> _Written exercise_
In the records that follow, show each line where the word "into" is present.

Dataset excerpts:
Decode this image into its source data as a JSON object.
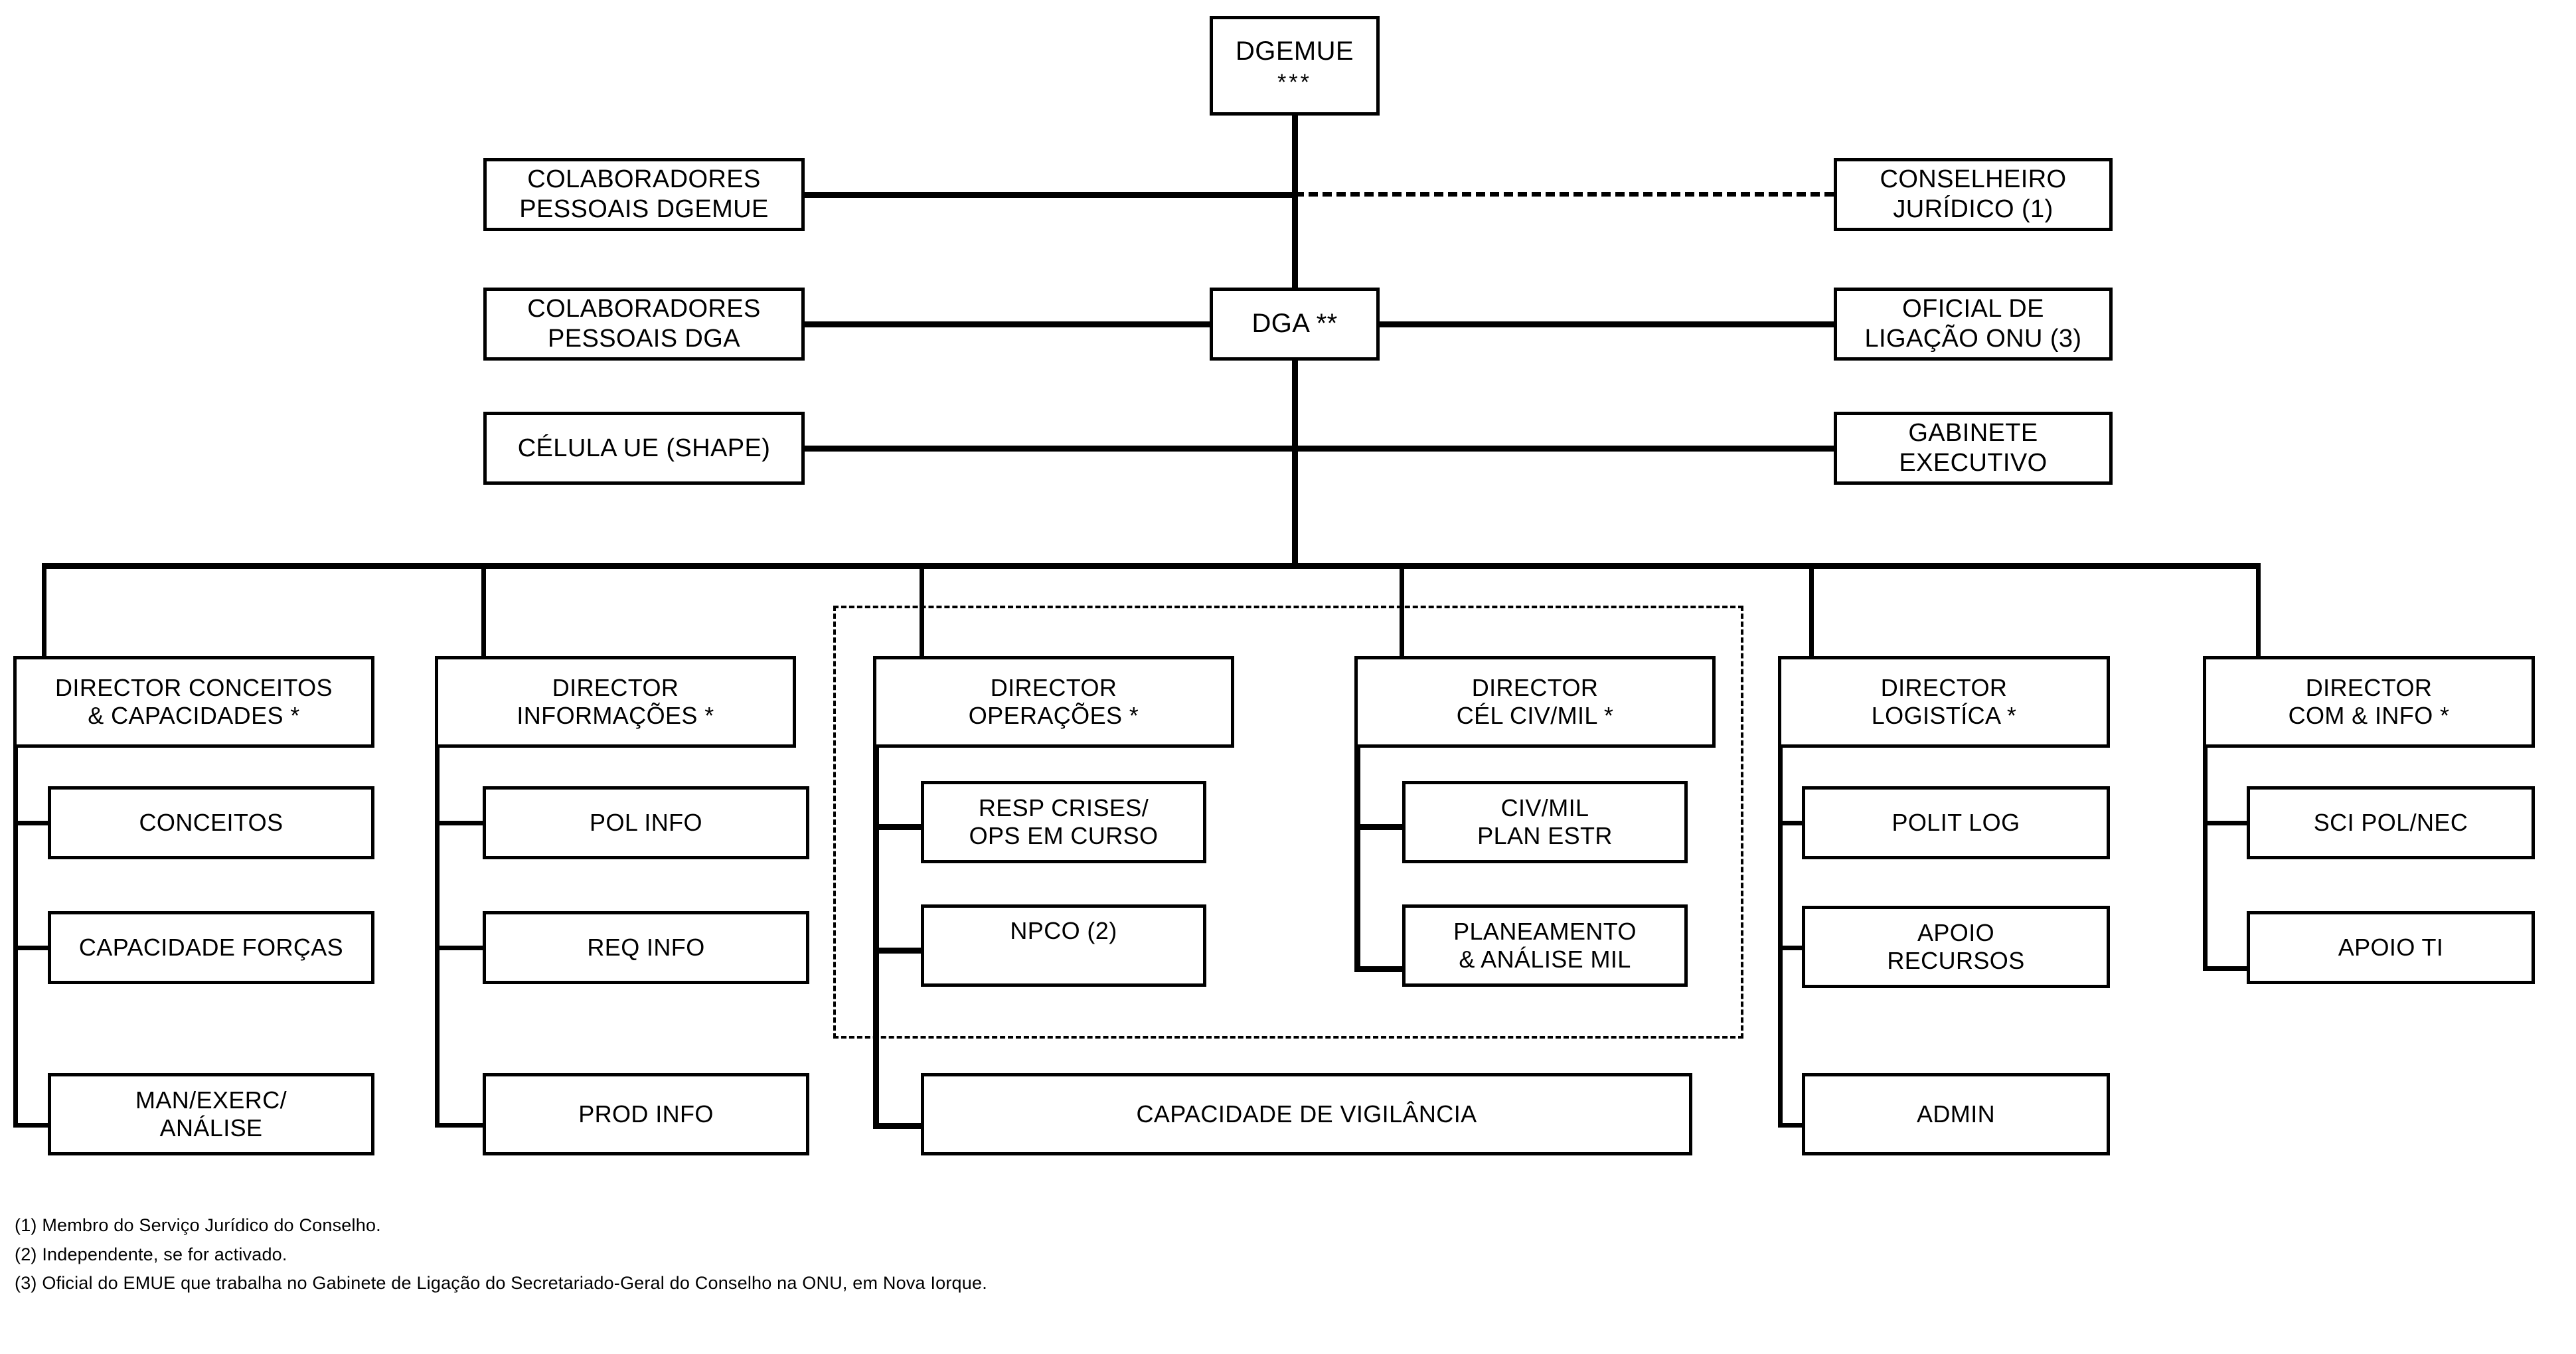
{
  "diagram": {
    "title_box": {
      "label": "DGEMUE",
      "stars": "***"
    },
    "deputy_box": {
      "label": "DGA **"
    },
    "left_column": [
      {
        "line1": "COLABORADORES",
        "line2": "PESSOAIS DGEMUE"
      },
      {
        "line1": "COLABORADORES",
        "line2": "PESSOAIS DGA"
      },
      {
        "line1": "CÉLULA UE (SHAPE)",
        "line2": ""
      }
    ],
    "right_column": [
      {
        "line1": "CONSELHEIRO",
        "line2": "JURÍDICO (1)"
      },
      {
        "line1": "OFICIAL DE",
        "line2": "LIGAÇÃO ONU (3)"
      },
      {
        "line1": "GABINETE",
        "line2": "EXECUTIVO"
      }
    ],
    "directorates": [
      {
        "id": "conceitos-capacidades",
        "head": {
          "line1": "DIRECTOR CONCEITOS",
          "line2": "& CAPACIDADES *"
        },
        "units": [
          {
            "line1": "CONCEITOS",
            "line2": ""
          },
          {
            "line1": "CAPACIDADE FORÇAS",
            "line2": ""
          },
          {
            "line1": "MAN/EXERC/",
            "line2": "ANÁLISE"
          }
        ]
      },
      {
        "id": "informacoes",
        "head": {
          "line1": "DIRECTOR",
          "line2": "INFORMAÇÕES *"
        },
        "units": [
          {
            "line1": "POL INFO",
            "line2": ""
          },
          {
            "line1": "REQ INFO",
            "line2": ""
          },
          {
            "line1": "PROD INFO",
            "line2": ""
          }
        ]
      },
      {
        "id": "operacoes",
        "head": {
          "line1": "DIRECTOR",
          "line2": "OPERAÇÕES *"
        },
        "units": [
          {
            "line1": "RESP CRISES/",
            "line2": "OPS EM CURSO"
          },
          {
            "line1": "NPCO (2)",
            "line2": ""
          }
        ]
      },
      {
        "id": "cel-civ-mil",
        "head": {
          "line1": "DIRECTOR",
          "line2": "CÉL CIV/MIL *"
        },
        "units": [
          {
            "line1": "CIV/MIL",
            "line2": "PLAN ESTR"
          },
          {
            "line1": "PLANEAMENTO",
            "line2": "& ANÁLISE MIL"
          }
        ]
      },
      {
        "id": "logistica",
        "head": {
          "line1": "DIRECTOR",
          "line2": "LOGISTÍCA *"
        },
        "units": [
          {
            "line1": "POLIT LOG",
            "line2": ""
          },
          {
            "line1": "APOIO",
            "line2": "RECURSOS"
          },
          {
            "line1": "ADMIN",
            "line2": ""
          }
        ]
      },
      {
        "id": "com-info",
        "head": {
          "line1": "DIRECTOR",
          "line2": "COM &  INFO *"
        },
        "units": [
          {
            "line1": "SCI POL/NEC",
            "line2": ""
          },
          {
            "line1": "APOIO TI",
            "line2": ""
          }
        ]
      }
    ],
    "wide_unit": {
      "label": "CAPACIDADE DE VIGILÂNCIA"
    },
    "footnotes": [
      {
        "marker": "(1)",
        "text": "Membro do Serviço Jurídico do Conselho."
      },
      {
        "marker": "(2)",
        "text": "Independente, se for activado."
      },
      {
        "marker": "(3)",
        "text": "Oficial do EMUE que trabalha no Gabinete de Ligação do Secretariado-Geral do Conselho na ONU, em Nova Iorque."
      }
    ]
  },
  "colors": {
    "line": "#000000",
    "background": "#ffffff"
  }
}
* * *
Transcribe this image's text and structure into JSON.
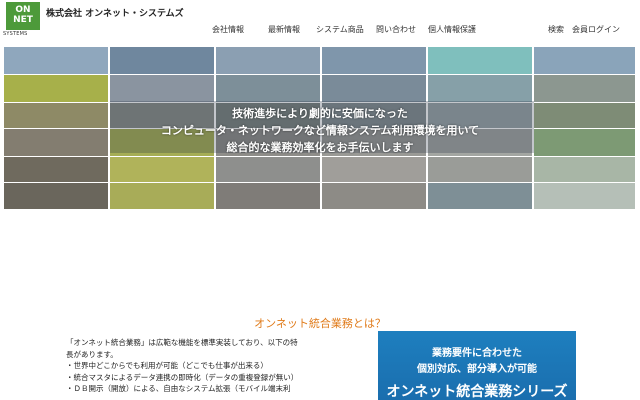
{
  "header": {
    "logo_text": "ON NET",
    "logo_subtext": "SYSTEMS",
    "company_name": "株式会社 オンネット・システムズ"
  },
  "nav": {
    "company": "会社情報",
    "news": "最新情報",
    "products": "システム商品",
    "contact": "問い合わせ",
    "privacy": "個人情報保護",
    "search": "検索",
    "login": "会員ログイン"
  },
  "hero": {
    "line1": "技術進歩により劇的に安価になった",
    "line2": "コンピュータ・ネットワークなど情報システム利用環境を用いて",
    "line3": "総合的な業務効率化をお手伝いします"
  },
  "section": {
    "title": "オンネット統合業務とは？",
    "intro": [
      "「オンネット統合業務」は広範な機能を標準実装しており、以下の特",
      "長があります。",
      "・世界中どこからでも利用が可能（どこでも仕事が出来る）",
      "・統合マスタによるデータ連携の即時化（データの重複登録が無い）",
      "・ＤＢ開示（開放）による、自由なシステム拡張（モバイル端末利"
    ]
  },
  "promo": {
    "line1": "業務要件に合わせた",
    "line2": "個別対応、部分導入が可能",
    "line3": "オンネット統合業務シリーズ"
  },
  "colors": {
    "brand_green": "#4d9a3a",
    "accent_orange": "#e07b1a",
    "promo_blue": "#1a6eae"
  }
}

> _Answer_
Decode this image into its source data as a JSON object.
Transcribe this image's text and structure into JSON.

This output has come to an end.